Collection entries
━━━━━━━━━━━━━━━━━━━━━━━━━━━━━━
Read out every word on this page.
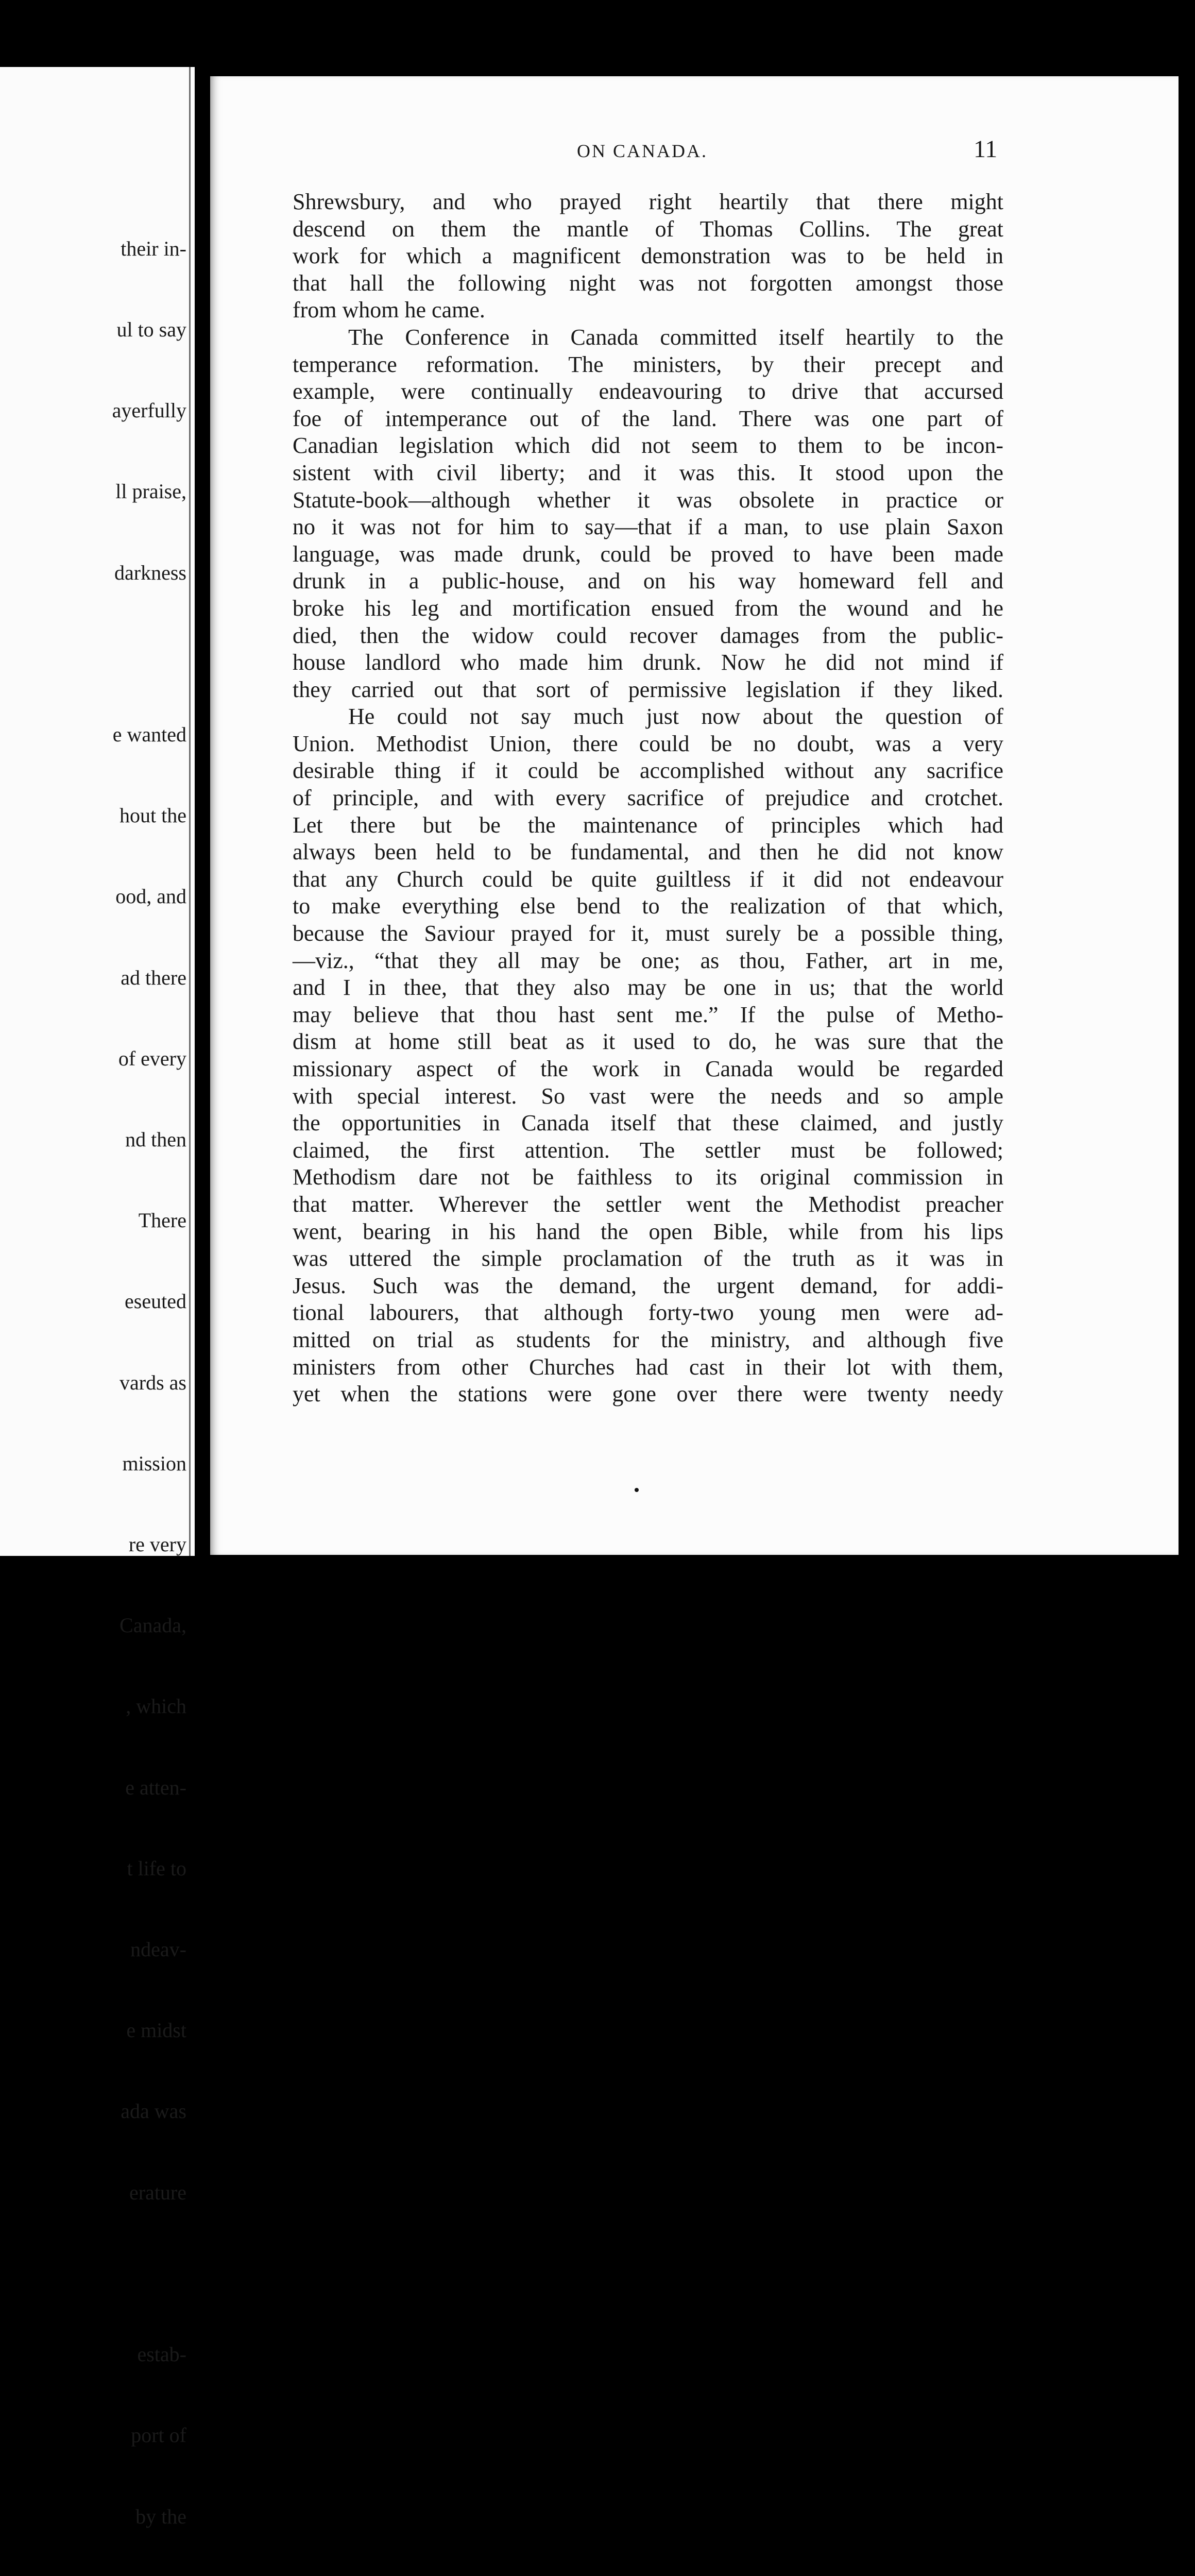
their in-

ul to say

ayerfully

ll praise,

darkness

e wanted

hout the

ood, and

ad there

of every

nd then

There

eseuted

vards as

mission

re very

Canada,

, which

e atten-

t life to

ndeav-

e midst

ada was

erature

estab-

port of

by the

ON CANADA.	11
Shrewsbury, and who prayed right heartily that there might
descend on them the mantle of Thomas Collins. The great
work for which a magnificent demonstration was to be held in
that hall the following night was not forgotten amongst those
from whom he came.
The Conference in Canada committed itself heartily to the
temperance reformation. The ministers, by their precept and
example, were continually endeavouring to drive that accursed
foe of intemperance out of the land. There was one part of
Canadian legislation which did not seem to them to be incon-
sistent with civil liberty; and it was this. It stood upon the
Statute-book—although whether it was obsolete in practice or
no it was not for him to say—that if a man, to use plain Saxon
language, was made drunk, could be proved to have been made
drunk in a public-house, and on his way homeward fell and
broke his leg and mortification ensued from the wound and he
died, then the widow could recover damages from the public-
house landlord who made him drunk. Now he did not mind if
they carried out that sort of permissive legislation if they liked.
He could not say much just now about the question of
Union. Methodist Union, there could be no doubt, was a very
desirable thing if it could be accomplished without any sacrifice
of principle, and with every sacrifice of prejudice and crotchet.
Let there but be the maintenance of principles which had
always been held to be fundamental, and then he did not know
that any Church could be quite guiltless if it did not endeavour
to make everything else bend to the realization of that which,
because the Saviour prayed for it, must surely be a possible thing,
—viz., “that they all may be one; as thou, Father, art in me,
and I in thee, that they also may be one in us; that the world
may believe that thou hast sent me.” If the pulse of Metho-
dism at home still beat as it used to do, he was sure that the
missionary aspect of the work in Canada would be regarded
with special interest. So vast were the needs and so ample
the opportunities in Canada itself that these claimed, and justly
claimed, the first attention. The settler must be followed;
Methodism dare not be faithless to its original commission in
that matter. Wherever the settler went the Methodist preacher
went, bearing in his hand the open Bible, while from his lips
was uttered the simple proclamation of the truth as it was in
Jesus. Such was the demand, the urgent demand, for addi-
tional labourers, that although forty-two young men were ad-
mitted on trial as students for the ministry, and although five
ministers from other Churches had cast in their lot with them,
yet when the stations were gone over there were twenty needy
━━━━━━━━━━━━━━━━━━━━━━━━━━━━━━
> _Objective_:
Repeat the material above in full and exactly, apart from the pictures.

> _Correct response_:
Read out every word on this page.
their in-

ul to say

ayerfully

ll praise,

darkness

e wanted

hout the

ood, and

ad there

of every

nd then

There

eseuted

vards as

mission

re very

Canada,

, which

e atten-

t life to

ndeav-

e midst

ada was

erature

estab-

port of

by the

ON CANADA.	11
Shrewsbury, and who prayed right heartily that there might
descend on them the mantle of Thomas Collins. The great
work for which a magnificent demonstration was to be held in
that hall the following night was not forgotten amongst those
from whom he came.
The Conference in Canada committed itself heartily to the
temperance reformation. The ministers, by their precept and
example, were continually endeavouring to drive that accursed
foe of intemperance out of the land. There was one part of
Canadian legislation which did not seem to them to be incon-
sistent with civil liberty; and it was this. It stood upon the
Statute-book—although whether it was obsolete in practice or
no it was not for him to say—that if a man, to use plain Saxon
language, was made drunk, could be proved to have been made
drunk in a public-house, and on his way homeward fell and
broke his leg and mortification ensued from the wound and he
died, then the widow could recover damages from the public-
house landlord who made him drunk. Now he did not mind if
they carried out that sort of permissive legislation if they liked.
He could not say much just now about the question of
Union. Methodist Union, there could be no doubt, was a very
desirable thing if it could be accomplished without any sacrifice
of principle, and with every sacrifice of prejudice and crotchet.
Let there but be the maintenance of principles which had
always been held to be fundamental, and then he did not know
that any Church could be quite guiltless if it did not endeavour
to make everything else bend to the realization of that which,
because the Saviour prayed for it, must surely be a possible thing,
—viz., “that they all may be one; as thou, Father, art in me,
and I in thee, that they also may be one in us; that the world
may believe that thou hast sent me.” If the pulse of Metho-
dism at home still beat as it used to do, he was sure that the
missionary aspect of the work in Canada would be regarded
with special interest. So vast were the needs and so ample
the opportunities in Canada itself that these claimed, and justly
claimed, the first attention. The settler must be followed;
Methodism dare not be faithless to its original commission in
that matter. Wherever the settler went the Methodist preacher
went, bearing in his hand the open Bible, while from his lips
was uttered the simple proclamation of the truth as it was in
Jesus. Such was the demand, the urgent demand, for addi-
tional labourers, that although forty-two young men were ad-
mitted on trial as students for the ministry, and although five
ministers from other Churches had cast in their lot with them,
yet when the stations were gone over there were twenty needy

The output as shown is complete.